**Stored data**
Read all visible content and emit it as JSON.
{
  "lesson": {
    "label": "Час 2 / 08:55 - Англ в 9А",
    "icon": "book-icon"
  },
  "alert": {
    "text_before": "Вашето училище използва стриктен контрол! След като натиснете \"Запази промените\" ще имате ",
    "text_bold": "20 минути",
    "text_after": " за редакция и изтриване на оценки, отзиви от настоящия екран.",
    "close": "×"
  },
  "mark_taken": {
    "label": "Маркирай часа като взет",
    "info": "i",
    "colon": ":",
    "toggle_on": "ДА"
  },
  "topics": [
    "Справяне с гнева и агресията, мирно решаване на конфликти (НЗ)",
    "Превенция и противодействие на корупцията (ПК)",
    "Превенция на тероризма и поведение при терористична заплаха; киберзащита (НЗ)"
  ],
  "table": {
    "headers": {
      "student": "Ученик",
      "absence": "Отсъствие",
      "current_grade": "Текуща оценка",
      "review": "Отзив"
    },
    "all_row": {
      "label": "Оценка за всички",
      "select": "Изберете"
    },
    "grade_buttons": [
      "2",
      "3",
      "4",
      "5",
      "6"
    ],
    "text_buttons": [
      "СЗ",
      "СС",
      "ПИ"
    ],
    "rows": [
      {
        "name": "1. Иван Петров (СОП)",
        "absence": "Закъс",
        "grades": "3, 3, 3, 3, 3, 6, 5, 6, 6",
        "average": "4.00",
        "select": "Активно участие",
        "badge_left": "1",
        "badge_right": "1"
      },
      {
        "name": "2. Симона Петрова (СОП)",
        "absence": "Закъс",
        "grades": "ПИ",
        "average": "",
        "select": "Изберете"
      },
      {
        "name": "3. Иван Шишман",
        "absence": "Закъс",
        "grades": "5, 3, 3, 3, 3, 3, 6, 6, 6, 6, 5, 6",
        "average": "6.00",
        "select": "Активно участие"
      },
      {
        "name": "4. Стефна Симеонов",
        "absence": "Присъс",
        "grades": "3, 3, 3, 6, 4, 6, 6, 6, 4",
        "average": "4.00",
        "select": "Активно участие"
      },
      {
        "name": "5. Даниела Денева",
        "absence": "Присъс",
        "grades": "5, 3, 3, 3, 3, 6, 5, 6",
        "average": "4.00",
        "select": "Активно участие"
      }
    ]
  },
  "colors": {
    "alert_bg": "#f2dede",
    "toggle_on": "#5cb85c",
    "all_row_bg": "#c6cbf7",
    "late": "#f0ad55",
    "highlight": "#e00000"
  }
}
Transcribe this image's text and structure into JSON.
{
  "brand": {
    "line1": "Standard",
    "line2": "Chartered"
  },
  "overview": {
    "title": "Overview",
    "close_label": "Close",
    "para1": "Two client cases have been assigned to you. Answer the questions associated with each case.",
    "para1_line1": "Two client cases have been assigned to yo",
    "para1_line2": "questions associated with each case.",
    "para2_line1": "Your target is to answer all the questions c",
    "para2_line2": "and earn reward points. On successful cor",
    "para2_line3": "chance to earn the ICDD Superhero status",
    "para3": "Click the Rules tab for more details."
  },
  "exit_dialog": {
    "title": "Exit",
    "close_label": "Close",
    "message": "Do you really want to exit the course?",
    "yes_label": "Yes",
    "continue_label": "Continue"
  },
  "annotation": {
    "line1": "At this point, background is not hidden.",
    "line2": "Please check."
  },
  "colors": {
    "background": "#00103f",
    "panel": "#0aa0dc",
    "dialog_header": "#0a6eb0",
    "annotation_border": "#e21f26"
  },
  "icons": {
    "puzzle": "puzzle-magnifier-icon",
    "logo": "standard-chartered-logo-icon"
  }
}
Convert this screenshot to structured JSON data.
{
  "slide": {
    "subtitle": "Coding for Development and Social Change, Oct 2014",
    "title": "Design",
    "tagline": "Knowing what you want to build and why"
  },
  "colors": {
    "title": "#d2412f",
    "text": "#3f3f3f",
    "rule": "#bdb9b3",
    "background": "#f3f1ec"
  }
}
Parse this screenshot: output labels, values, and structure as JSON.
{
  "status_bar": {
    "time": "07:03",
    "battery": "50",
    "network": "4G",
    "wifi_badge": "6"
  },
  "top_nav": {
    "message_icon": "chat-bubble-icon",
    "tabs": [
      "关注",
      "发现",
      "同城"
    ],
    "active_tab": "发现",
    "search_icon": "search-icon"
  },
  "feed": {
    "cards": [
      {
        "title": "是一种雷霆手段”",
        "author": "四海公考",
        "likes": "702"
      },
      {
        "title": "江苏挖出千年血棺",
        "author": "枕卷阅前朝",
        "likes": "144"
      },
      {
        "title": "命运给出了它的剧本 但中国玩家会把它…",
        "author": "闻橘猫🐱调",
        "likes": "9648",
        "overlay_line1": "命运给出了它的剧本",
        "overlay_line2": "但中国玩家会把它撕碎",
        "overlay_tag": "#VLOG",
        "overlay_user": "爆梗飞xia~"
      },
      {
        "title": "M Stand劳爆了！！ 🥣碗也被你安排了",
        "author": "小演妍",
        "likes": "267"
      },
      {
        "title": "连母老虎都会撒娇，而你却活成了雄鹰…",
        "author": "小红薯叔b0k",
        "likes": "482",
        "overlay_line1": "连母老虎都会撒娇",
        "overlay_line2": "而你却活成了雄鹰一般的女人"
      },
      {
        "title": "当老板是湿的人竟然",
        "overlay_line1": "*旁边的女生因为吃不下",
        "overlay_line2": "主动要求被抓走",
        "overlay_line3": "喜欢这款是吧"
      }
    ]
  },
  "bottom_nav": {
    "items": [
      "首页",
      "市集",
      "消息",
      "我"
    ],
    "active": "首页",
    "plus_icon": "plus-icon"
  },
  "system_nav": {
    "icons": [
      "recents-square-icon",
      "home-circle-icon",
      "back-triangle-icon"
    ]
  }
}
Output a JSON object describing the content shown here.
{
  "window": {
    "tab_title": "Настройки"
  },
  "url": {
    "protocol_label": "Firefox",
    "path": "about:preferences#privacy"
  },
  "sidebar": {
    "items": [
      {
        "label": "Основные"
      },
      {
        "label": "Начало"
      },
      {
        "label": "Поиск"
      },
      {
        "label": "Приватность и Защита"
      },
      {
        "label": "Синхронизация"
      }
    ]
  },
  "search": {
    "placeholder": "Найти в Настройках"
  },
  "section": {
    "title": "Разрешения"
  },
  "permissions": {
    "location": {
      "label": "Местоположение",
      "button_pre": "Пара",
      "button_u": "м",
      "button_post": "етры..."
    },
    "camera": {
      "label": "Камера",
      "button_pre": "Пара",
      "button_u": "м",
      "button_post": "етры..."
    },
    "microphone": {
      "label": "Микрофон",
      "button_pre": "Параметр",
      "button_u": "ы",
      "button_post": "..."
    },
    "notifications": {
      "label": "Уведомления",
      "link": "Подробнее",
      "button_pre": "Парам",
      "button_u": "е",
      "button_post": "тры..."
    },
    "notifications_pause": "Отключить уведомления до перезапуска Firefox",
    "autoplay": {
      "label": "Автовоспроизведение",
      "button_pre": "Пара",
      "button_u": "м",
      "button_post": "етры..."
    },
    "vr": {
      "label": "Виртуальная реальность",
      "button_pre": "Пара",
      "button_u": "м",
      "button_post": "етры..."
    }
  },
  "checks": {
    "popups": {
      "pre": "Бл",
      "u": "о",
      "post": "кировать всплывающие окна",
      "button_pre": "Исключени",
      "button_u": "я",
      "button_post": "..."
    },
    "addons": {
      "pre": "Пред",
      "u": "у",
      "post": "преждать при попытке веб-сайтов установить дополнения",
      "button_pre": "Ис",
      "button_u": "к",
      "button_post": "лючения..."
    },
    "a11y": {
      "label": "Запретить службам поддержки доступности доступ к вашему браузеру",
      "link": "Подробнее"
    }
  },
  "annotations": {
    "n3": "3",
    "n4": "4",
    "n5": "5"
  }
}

**Description of the task**
Copy every line verbatim.

**Solution**
Read all visible content and emit it as JSON.
{
  "lesson": {
    "label": "Час 2 / 08:55 - Англ в 9А",
    "icon": "book-icon"
  },
  "alert": {
    "text_before": "Вашето училище използва стриктен контрол! След като натиснете \"Запази промените\" ще имате ",
    "text_bold": "20 минути",
    "text_after": " за редакция и изтриване на оценки, отзиви от настоящия екран.",
    "close": "×"
  },
  "mark_taken": {
    "label": "Маркирай часа като взет",
    "info": "i",
    "colon": ":",
    "toggle_on": "ДА"
  },
  "topics": [
    "Справяне с гнева и агресията, мирно решаване на конфликти (НЗ)",
    "Превенция и противодействие на корупцията (ПК)",
    "Превенция на тероризма и поведение при терористична заплаха; киберзащита (НЗ)"
  ],
  "table": {
    "headers": {
      "student": "Ученик",
      "absence": "Отсъствие",
      "current_grade": "Текуща оценка",
      "review": "Отзив"
    },
    "all_row": {
      "label": "Оценка за всички",
      "select": "Изберете"
    },
    "grade_buttons": [
      "2",
      "3",
      "4",
      "5",
      "6"
    ],
    "text_buttons": [
      "СЗ",
      "СС",
      "ПИ"
    ],
    "rows": [
      {
        "name": "1. Иван Петров (СОП)",
        "absence": "Закъс",
        "grades": "3, 3, 3, 3, 3, 6, 5, 6, 6",
        "average": "4.00",
        "select": "Активно участие",
        "badge_left": "1",
        "badge_right": "1"
      },
      {
        "name": "2. Симона Петрова (СОП)",
        "absence": "Закъс",
        "grades": "ПИ",
        "average": "",
        "select": "Изберете"
      },
      {
        "name": "3. Иван Шишман",
        "absence": "Закъс",
        "grades": "5, 3, 3, 3, 3, 3, 6, 6, 6, 6, 5, 6",
        "average": "6.00",
        "select": "Активно участие"
      },
      {
        "name": "4. Стефна Симеонов",
        "absence": "Присъс",
        "grades": "3, 3, 3, 6, 4, 6, 6, 6, 4",
        "average": "4.00",
        "select": "Активно участие"
      },
      {
        "name": "5. Даниела Денева",
        "absence": "Присъс",
        "grades": "5, 3, 3, 3, 3, 6, 5, 6",
        "average": "4.00",
        "select": "Активно участие"
      }
    ]
  },
  "colors": {
    "alert_bg": "#f2dede",
    "toggle_on": "#5cb85c",
    "all_row_bg": "#c6cbf7",
    "late": "#f0ad55",
    "highlight": "#e00000"
  }
}
Transcribe this image's text and structure into JSON.
{
  "brand": {
    "line1": "Standard",
    "line2": "Chartered"
  },
  "overview": {
    "title": "Overview",
    "close_label": "Close",
    "para1": "Two client cases have been assigned to you. Answer the questions associated with each case.",
    "para1_line1": "Two client cases have been assigned to yo",
    "para1_line2": "questions associated with each case.",
    "para2_line1": "Your target is to answer all the questions c",
    "para2_line2": "and earn reward points. On successful cor",
    "para2_line3": "chance to earn the ICDD Superhero status",
    "para3": "Click the Rules tab for more details."
  },
  "exit_dialog": {
    "title": "Exit",
    "close_label": "Close",
    "message": "Do you really want to exit the course?",
    "yes_label": "Yes",
    "continue_label": "Continue"
  },
  "annotation": {
    "line1": "At this point, background is not hidden.",
    "line2": "Please check."
  },
  "colors": {
    "background": "#00103f",
    "panel": "#0aa0dc",
    "dialog_header": "#0a6eb0",
    "annotation_border": "#e21f26"
  },
  "icons": {
    "puzzle": "puzzle-magnifier-icon",
    "logo": "standard-chartered-logo-icon"
  }
}
Convert this screenshot to structured JSON data.
{
  "slide": {
    "subtitle": "Coding for Development and Social Change, Oct 2014",
    "title": "Design",
    "tagline": "Knowing what you want to build and why"
  },
  "colors": {
    "title": "#d2412f",
    "text": "#3f3f3f",
    "rule": "#bdb9b3",
    "background": "#f3f1ec"
  }
}
Parse this screenshot: output labels, values, and structure as JSON.
{
  "status_bar": {
    "time": "07:03",
    "battery": "50",
    "network": "4G",
    "wifi_badge": "6"
  },
  "top_nav": {
    "message_icon": "chat-bubble-icon",
    "tabs": [
      "关注",
      "发现",
      "同城"
    ],
    "active_tab": "发现",
    "search_icon": "search-icon"
  },
  "feed": {
    "cards": [
      {
        "title": "是一种雷霆手段”",
        "author": "四海公考",
        "likes": "702"
      },
      {
        "title": "江苏挖出千年血棺",
        "author": "枕卷阅前朝",
        "likes": "144"
      },
      {
        "title": "命运给出了它的剧本 但中国玩家会把它…",
        "author": "闻橘猫🐱调",
        "likes": "9648",
        "overlay_line1": "命运给出了它的剧本",
        "overlay_line2": "但中国玩家会把它撕碎",
        "overlay_tag": "#VLOG",
        "overlay_user": "爆梗飞xia~"
      },
      {
        "title": "M Stand劳爆了！！ 🥣碗也被你安排了",
        "author": "小演妍",
        "likes": "267"
      },
      {
        "title": "连母老虎都会撒娇，而你却活成了雄鹰…",
        "author": "小红薯叔b0k",
        "likes": "482",
        "overlay_line1": "连母老虎都会撒娇",
        "overlay_line2": "而你却活成了雄鹰一般的女人"
      },
      {
        "title": "当老板是湿的人竟然",
        "overlay_line1": "*旁边的女生因为吃不下",
        "overlay_line2": "主动要求被抓走",
        "overlay_line3": "喜欢这款是吧"
      }
    ]
  },
  "bottom_nav": {
    "items": [
      "首页",
      "市集",
      "消息",
      "我"
    ],
    "active": "首页",
    "plus_icon": "plus-icon"
  },
  "system_nav": {
    "icons": [
      "recents-square-icon",
      "home-circle-icon",
      "back-triangle-icon"
    ]
  }
}
Output a JSON object describing the content shown here.
{
  "window": {
    "tab_title": "Настройки"
  },
  "url": {
    "protocol_label": "Firefox",
    "path": "about:preferences#privacy"
  },
  "sidebar": {
    "items": [
      {
        "label": "Основные"
      },
      {
        "label": "Начало"
      },
      {
        "label": "Поиск"
      },
      {
        "label": "Приватность и Защита"
      },
      {
        "label": "Синхронизация"
      }
    ]
  },
  "search": {
    "placeholder": "Найти в Настройках"
  },
  "section": {
    "title": "Разрешения"
  },
  "permissions": {
    "location": {
      "label": "Местоположение",
      "button_pre": "Пара",
      "button_u": "м",
      "button_post": "етры..."
    },
    "camera": {
      "label": "Камера",
      "button_pre": "Пара",
      "button_u": "м",
      "button_post": "етры..."
    },
    "microphone": {
      "label": "Микрофон",
      "button_pre": "Параметр",
      "button_u": "ы",
      "button_post": "..."
    },
    "notifications": {
      "label": "Уведомления",
      "link": "Подробнее",
      "button_pre": "Парам",
      "button_u": "е",
      "button_post": "тры..."
    },
    "notifications_pause": "Отключить уведомления до перезапуска Firefox",
    "autoplay": {
      "label": "Автовоспроизведение",
      "button_pre": "Пара",
      "button_u": "м",
      "button_post": "етры..."
    },
    "vr": {
      "label": "Виртуальная реальность",
      "button_pre": "Пара",
      "button_u": "м",
      "button_post": "етры..."
    }
  },
  "checks": {
    "popups": {
      "pre": "Бл",
      "u": "о",
      "post": "кировать всплывающие окна",
      "button_pre": "Исключени",
      "button_u": "я",
      "button_post": "..."
    },
    "addons": {
      "pre": "Пред",
      "u": "у",
      "post": "преждать при попытке веб-сайтов установить дополнения",
      "button_pre": "Ис",
      "button_u": "к",
      "button_post": "лючения..."
    },
    "a11y": {
      "label": "Запретить службам поддержки доступности доступ к вашему браузеру",
      "link": "Подробнее"
    }
  },
  "annotations": {
    "n3": "3",
    "n4": "4",
    "n5": "5"
  }
}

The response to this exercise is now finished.